**Aim**
Can you pull out each line of the data below that includes the word "JSON"?

Records about charts and figures:
--------
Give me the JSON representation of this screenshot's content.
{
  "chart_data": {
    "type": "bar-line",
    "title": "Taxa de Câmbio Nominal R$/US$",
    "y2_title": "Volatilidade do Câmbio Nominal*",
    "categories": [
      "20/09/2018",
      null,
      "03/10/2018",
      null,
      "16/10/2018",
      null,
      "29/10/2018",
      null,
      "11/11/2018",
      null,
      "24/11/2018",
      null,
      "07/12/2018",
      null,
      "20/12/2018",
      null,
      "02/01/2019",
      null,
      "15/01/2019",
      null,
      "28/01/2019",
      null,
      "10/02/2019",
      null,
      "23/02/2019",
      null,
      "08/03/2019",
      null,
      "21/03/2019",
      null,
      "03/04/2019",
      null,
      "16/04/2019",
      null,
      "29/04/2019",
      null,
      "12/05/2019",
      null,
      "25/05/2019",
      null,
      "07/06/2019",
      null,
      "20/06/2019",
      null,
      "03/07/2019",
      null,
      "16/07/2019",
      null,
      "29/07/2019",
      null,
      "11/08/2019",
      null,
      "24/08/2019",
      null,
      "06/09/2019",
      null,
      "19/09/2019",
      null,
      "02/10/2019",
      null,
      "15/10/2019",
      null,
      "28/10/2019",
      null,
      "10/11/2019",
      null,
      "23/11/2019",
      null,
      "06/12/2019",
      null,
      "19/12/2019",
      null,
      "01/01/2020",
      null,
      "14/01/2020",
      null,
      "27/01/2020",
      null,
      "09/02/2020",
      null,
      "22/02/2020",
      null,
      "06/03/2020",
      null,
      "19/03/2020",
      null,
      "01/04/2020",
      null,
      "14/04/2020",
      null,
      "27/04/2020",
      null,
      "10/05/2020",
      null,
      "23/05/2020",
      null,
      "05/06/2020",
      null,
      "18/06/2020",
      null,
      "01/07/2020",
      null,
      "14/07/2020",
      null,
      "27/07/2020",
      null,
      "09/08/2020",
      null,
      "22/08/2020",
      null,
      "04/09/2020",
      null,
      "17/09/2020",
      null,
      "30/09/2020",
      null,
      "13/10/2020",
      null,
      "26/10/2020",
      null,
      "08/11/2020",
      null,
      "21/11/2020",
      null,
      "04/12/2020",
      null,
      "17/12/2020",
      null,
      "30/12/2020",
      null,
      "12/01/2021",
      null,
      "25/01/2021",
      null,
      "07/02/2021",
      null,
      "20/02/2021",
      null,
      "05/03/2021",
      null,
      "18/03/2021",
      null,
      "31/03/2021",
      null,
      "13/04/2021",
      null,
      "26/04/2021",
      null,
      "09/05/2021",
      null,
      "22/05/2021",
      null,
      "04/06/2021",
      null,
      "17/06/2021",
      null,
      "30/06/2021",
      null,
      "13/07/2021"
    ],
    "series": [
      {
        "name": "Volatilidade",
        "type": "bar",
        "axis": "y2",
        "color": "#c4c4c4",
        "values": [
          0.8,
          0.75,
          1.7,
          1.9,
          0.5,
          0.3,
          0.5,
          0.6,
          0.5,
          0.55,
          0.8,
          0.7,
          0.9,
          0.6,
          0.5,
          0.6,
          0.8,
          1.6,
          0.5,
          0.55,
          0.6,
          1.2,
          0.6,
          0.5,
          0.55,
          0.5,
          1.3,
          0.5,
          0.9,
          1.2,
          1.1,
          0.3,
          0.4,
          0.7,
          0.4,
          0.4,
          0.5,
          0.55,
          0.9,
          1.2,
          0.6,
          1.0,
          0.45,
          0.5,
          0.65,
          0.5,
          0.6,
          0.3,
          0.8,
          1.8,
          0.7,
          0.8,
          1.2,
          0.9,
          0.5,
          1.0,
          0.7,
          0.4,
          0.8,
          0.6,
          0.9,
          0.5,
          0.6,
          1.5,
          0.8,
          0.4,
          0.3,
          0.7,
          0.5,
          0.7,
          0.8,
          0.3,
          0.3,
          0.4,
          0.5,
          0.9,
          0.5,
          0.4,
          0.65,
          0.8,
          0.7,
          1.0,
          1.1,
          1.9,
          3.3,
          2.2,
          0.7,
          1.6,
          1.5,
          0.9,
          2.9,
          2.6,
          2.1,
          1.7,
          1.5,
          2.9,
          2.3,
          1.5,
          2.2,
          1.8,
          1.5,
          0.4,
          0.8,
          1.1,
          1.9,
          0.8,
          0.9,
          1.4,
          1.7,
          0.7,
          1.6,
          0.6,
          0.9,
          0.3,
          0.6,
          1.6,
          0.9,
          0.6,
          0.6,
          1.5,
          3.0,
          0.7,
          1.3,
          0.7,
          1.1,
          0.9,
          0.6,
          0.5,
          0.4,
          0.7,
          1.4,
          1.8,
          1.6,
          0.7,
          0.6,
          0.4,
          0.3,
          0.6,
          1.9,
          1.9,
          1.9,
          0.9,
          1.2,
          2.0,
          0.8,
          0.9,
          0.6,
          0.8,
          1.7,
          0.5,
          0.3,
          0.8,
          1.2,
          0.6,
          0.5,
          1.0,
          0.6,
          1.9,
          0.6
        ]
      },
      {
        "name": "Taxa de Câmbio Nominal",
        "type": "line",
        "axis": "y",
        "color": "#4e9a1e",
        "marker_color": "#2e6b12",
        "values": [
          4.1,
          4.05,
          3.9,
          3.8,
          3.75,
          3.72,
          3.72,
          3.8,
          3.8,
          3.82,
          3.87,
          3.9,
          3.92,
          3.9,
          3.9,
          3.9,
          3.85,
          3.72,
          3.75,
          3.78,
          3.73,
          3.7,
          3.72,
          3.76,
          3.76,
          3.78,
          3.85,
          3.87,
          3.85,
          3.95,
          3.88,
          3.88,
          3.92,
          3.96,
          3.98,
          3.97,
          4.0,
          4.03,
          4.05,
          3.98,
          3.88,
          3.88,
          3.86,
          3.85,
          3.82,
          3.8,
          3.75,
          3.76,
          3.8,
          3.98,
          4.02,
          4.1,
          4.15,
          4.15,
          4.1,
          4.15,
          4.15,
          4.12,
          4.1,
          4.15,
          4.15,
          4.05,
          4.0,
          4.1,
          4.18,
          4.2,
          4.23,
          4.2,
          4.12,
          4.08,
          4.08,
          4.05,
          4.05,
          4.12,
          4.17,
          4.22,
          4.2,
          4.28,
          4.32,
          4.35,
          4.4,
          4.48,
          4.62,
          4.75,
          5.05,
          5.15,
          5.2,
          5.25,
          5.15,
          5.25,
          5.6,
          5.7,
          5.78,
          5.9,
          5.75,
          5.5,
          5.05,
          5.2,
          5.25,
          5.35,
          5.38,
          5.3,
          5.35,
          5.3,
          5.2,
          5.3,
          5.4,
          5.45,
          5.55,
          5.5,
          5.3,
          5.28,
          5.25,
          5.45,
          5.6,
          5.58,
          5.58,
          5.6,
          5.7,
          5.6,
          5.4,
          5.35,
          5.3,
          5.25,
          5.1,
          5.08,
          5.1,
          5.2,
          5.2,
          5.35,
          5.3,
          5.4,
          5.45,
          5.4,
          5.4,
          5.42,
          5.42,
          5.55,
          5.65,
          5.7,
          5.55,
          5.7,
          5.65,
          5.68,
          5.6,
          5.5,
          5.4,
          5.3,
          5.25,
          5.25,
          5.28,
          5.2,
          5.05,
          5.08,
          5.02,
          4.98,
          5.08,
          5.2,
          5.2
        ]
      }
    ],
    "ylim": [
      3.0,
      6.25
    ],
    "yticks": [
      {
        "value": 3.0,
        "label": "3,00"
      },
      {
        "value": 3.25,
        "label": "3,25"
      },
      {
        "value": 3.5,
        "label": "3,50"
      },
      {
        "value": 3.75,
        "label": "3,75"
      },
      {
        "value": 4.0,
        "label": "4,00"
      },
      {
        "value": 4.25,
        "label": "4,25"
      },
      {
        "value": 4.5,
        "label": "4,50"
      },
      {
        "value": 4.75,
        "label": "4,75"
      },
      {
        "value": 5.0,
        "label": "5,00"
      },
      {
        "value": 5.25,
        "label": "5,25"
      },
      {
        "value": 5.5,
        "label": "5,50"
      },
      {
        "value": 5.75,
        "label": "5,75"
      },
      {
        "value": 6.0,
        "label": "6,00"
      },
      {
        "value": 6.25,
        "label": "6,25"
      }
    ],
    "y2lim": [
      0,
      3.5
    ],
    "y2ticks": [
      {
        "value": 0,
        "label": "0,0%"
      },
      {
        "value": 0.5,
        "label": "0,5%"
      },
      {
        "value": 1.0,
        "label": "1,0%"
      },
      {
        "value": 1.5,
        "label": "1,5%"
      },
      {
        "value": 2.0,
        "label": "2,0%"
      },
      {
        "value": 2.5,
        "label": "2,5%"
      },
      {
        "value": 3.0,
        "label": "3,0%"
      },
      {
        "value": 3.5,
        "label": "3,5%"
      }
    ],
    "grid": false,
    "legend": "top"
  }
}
--------
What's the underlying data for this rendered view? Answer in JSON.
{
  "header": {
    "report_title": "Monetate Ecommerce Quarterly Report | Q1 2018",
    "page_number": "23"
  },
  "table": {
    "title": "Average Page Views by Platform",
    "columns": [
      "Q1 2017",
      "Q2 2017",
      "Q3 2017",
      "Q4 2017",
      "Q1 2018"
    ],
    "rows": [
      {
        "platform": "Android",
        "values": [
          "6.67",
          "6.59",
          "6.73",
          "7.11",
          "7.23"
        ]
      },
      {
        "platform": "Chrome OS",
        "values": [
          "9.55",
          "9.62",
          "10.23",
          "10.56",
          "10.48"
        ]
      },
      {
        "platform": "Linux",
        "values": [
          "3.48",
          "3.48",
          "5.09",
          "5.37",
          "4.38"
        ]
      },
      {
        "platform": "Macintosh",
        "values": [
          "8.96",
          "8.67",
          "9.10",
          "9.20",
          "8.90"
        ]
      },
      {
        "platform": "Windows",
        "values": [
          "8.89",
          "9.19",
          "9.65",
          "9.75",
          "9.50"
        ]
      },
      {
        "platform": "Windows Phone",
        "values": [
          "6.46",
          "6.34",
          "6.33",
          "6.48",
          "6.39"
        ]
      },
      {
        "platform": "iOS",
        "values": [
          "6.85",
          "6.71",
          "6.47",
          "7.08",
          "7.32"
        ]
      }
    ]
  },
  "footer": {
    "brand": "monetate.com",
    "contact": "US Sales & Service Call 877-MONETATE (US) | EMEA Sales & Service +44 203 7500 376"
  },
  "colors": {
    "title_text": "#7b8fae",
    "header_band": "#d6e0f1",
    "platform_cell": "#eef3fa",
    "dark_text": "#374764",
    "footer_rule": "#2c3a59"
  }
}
--------
**Response**
Give me the JSON representation of this screenshot's content.
What's the underlying data for this rendered view? Answer in JSON.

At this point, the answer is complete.